> [EXERCISE REQUIREMENTS] Examine the material below. Gather every line in which the string "this" appears.

> [AVAILABLE RECORDS]
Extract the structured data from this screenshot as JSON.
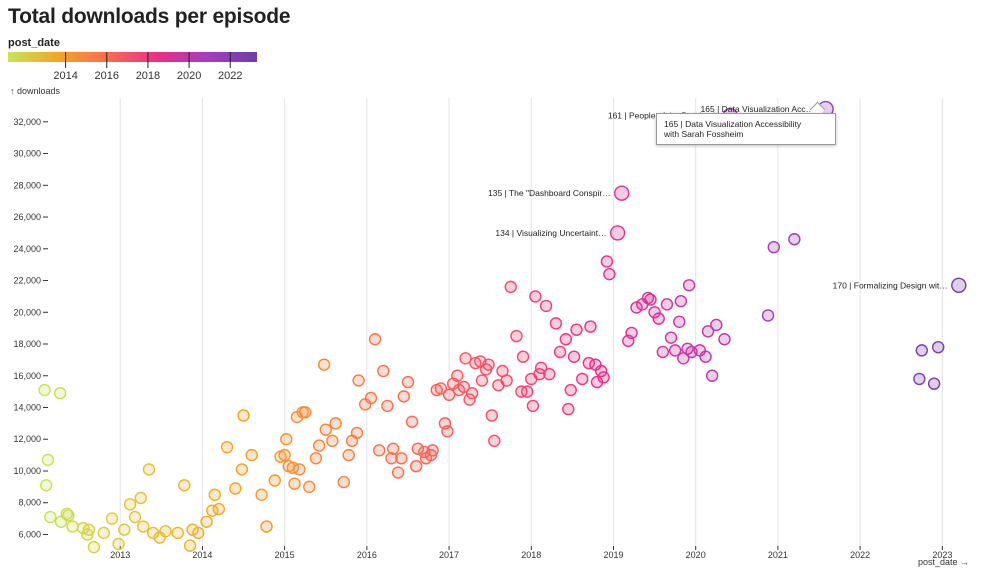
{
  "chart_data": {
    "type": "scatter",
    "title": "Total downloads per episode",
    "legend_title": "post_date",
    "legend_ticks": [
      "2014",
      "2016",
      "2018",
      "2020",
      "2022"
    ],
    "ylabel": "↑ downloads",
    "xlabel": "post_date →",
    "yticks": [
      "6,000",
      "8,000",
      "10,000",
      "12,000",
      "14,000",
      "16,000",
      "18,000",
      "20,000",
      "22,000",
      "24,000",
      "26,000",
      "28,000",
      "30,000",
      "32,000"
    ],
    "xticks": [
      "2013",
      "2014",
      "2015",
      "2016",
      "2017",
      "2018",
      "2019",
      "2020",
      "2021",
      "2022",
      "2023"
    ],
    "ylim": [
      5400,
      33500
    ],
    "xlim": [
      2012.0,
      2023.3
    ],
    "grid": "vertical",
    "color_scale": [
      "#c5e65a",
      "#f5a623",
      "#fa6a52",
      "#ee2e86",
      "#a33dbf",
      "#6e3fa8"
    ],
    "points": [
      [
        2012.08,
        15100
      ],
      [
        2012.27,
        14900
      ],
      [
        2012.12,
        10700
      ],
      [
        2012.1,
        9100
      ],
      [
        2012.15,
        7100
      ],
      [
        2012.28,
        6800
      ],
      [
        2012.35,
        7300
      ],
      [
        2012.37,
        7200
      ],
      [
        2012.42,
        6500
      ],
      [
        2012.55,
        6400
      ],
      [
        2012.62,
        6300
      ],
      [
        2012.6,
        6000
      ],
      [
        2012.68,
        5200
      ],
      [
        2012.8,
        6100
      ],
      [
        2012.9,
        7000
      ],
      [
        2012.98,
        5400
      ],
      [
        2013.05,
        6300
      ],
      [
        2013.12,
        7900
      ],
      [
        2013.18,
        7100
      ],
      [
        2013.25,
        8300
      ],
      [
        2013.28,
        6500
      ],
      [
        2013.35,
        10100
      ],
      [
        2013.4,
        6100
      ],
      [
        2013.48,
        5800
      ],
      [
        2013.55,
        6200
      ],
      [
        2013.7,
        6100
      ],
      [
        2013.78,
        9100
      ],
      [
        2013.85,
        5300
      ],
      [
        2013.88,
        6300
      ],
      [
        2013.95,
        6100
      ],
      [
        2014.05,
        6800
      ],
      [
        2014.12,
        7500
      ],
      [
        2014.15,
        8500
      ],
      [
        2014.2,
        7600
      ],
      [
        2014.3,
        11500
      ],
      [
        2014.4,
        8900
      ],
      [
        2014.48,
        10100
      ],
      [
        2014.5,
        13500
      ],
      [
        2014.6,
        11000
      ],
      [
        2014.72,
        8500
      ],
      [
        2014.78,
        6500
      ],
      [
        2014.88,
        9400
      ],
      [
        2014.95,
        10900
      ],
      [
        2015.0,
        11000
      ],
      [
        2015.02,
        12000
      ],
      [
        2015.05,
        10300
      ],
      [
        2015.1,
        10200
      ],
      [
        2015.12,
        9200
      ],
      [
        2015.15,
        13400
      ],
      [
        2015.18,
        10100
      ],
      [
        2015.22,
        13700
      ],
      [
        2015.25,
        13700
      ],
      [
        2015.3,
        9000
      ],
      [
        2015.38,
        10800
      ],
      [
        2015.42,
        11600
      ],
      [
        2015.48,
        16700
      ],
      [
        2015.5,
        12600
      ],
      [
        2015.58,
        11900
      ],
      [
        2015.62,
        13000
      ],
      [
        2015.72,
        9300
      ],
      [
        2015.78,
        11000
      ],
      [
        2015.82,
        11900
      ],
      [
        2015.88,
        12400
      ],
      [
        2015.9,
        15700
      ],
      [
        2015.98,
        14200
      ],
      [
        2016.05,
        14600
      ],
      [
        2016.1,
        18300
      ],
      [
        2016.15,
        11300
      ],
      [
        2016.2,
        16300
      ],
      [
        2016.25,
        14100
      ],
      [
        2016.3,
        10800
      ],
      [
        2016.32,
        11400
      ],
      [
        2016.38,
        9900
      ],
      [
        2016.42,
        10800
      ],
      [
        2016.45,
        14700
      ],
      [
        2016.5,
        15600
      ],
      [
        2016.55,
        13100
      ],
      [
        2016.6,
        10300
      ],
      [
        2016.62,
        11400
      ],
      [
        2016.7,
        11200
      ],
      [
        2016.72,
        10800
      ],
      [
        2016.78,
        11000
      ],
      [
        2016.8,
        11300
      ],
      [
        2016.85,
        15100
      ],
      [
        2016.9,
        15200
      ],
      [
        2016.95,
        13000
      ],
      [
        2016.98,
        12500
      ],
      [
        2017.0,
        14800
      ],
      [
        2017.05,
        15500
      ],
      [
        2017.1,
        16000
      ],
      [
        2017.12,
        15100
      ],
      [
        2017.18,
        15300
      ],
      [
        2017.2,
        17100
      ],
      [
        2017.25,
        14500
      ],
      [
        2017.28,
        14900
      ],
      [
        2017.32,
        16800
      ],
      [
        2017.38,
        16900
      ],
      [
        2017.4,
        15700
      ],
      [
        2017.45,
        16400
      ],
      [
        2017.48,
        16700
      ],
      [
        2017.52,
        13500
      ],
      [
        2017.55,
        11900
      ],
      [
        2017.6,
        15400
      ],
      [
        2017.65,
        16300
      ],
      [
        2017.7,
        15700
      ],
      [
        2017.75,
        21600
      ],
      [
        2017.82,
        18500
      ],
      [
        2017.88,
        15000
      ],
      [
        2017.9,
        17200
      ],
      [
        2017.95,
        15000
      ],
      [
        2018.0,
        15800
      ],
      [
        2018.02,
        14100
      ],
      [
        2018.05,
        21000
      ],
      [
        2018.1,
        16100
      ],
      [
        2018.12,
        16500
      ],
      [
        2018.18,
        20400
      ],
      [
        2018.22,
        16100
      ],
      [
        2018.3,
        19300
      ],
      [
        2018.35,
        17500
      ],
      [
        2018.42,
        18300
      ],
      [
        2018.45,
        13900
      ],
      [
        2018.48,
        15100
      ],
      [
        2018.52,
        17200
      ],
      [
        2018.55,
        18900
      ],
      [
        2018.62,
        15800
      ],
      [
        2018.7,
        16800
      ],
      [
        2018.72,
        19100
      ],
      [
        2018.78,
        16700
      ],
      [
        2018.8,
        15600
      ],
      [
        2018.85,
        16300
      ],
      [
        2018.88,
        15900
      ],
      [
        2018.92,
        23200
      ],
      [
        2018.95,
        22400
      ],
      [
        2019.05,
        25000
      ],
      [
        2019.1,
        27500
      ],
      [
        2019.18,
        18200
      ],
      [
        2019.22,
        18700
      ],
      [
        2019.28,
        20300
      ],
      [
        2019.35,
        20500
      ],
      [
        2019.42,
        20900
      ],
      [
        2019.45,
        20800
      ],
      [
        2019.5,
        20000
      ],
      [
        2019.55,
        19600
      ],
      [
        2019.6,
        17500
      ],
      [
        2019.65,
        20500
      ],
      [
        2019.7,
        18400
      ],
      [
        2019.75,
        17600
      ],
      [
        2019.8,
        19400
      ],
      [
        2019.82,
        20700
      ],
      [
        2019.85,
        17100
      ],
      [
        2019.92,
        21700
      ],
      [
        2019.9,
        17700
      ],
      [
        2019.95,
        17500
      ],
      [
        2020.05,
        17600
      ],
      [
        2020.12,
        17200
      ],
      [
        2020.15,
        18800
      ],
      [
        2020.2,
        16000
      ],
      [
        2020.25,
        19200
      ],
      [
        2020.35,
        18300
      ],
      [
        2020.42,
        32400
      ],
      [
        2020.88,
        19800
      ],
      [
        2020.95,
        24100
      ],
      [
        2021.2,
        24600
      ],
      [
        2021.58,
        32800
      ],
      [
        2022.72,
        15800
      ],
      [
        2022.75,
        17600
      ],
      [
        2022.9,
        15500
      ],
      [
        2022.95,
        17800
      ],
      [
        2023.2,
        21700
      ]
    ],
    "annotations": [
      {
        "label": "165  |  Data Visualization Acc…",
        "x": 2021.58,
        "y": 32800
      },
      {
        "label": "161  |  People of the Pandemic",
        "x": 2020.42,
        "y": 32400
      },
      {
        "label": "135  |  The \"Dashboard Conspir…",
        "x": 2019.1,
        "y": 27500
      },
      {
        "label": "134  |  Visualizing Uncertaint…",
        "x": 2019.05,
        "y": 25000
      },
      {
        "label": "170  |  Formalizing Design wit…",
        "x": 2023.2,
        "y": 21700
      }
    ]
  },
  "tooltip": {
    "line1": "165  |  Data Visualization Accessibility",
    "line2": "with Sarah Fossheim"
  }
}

* * *

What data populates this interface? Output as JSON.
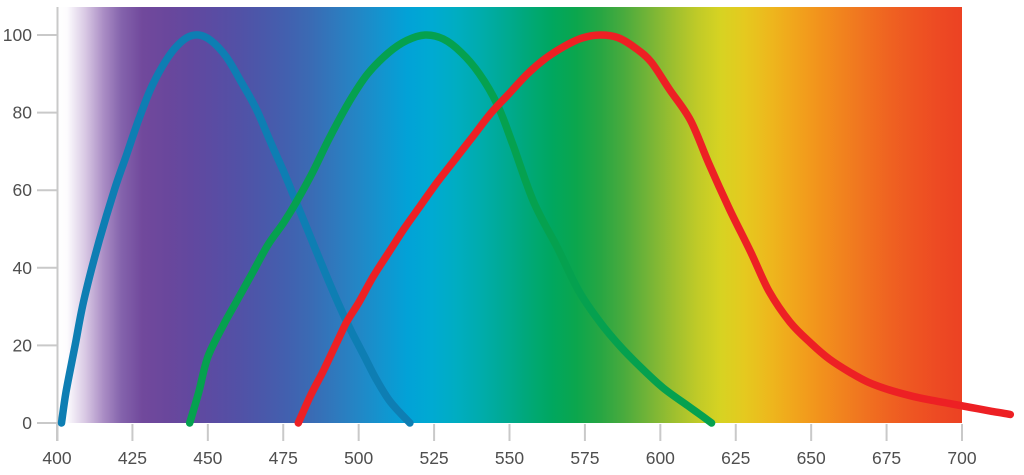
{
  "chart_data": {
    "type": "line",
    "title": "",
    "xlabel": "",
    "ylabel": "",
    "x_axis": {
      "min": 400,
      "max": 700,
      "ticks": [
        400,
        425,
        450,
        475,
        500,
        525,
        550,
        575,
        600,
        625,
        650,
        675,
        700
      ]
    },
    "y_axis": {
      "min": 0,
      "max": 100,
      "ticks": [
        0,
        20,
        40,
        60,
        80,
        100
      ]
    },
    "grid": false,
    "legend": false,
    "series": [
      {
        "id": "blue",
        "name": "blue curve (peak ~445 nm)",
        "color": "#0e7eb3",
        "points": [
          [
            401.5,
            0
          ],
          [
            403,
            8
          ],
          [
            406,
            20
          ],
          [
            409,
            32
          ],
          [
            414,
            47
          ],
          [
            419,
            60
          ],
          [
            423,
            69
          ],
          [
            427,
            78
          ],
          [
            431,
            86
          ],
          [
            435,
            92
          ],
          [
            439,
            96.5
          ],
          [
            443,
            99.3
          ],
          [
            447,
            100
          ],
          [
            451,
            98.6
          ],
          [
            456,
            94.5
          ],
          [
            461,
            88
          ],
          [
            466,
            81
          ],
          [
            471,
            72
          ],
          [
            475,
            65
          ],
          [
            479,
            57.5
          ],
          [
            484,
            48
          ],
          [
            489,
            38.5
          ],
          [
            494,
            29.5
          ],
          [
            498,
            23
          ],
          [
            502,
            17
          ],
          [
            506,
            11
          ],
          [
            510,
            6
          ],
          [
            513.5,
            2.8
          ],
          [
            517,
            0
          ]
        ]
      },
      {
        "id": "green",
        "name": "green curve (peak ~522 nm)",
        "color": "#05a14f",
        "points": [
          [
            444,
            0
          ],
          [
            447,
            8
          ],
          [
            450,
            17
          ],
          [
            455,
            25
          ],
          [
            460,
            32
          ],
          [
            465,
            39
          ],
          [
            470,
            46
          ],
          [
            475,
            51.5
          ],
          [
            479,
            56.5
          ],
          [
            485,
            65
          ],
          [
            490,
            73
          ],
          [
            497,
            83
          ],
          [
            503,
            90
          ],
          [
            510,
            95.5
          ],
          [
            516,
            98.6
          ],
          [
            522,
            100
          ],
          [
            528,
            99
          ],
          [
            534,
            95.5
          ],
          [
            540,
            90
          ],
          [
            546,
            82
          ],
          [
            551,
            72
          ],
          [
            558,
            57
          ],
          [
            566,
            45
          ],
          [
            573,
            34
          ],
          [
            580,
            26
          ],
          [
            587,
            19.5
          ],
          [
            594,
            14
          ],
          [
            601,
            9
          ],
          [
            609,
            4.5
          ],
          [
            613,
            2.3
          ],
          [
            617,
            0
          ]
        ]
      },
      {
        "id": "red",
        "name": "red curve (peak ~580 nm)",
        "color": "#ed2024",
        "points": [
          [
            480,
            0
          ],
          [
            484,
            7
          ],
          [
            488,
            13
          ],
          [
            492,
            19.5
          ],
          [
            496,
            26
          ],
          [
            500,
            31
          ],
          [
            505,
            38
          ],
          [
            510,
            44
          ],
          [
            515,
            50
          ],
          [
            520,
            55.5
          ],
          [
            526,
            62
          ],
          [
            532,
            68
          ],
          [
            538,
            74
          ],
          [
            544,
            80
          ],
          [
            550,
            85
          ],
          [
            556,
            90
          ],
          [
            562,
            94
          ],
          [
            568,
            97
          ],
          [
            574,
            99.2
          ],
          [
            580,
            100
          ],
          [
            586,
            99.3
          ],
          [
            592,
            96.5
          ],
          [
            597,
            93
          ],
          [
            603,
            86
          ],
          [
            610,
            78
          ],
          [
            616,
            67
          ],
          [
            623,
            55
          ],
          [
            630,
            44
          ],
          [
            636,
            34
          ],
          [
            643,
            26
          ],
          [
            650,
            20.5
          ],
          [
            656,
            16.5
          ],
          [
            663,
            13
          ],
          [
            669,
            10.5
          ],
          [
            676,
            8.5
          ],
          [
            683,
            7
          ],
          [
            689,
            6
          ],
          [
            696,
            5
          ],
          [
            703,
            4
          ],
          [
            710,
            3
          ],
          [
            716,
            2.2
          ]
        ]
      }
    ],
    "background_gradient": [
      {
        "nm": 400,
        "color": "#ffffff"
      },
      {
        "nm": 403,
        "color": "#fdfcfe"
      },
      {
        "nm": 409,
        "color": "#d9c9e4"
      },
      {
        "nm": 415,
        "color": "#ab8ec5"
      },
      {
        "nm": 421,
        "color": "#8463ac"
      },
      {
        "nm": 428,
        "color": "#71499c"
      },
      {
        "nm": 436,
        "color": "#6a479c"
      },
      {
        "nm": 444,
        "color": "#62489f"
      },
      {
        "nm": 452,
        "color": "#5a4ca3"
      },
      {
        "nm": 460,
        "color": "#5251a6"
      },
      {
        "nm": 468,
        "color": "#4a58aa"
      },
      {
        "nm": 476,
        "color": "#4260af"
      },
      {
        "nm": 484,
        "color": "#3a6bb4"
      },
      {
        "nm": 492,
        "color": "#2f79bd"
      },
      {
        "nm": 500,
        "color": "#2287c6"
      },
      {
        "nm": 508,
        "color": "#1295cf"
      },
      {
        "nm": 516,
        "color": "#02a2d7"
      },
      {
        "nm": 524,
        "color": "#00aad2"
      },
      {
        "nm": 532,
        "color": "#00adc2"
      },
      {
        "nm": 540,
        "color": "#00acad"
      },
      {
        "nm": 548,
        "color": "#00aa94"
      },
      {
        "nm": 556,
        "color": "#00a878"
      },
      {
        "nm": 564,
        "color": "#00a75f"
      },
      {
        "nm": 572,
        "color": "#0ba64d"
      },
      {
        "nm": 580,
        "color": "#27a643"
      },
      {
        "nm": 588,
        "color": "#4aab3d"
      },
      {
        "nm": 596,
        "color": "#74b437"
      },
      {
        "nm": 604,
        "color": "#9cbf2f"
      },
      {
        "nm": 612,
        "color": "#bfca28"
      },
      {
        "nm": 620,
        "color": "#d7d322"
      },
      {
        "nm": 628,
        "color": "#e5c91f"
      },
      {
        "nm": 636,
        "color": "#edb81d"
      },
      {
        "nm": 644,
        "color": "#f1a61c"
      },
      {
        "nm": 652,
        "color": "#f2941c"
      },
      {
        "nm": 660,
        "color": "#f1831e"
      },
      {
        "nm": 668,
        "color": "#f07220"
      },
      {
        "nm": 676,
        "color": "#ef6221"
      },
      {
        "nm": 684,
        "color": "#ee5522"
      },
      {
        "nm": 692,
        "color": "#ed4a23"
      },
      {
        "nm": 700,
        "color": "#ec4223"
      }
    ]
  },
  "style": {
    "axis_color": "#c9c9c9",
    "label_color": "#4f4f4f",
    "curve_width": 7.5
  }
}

* * *

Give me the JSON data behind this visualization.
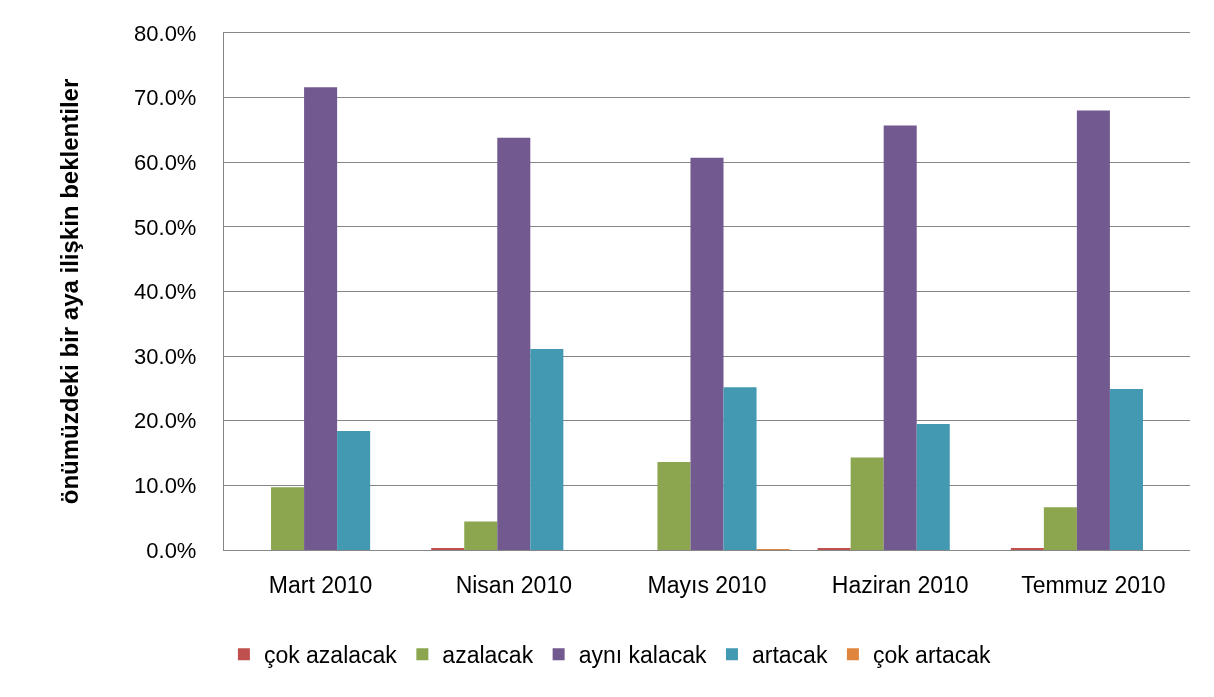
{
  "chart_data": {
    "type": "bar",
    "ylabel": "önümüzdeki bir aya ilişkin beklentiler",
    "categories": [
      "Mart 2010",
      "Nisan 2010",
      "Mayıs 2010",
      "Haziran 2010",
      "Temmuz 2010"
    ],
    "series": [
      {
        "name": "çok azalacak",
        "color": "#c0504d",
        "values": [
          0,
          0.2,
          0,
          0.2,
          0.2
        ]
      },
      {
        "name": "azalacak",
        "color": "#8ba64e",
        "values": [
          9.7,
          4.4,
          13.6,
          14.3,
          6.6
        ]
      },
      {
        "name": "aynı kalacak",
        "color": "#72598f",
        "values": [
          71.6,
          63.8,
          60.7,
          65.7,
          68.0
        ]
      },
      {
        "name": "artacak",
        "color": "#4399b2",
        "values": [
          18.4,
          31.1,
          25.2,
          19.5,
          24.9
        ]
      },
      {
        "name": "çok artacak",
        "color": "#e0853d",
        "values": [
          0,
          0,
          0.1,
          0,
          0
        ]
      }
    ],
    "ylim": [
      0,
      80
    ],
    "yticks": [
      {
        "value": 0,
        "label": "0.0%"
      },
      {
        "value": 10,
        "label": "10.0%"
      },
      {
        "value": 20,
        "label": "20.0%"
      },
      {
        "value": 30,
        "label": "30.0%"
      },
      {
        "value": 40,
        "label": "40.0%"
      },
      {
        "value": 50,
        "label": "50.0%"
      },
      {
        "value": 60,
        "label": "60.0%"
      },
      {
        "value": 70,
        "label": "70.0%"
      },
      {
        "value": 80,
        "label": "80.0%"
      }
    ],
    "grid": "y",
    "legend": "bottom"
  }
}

> [FULL ANSWER]
Extract the structured data from this screenshot as JSON.
What data populates this interface? Output as JSON.
Give me the JSON data behind this visualization.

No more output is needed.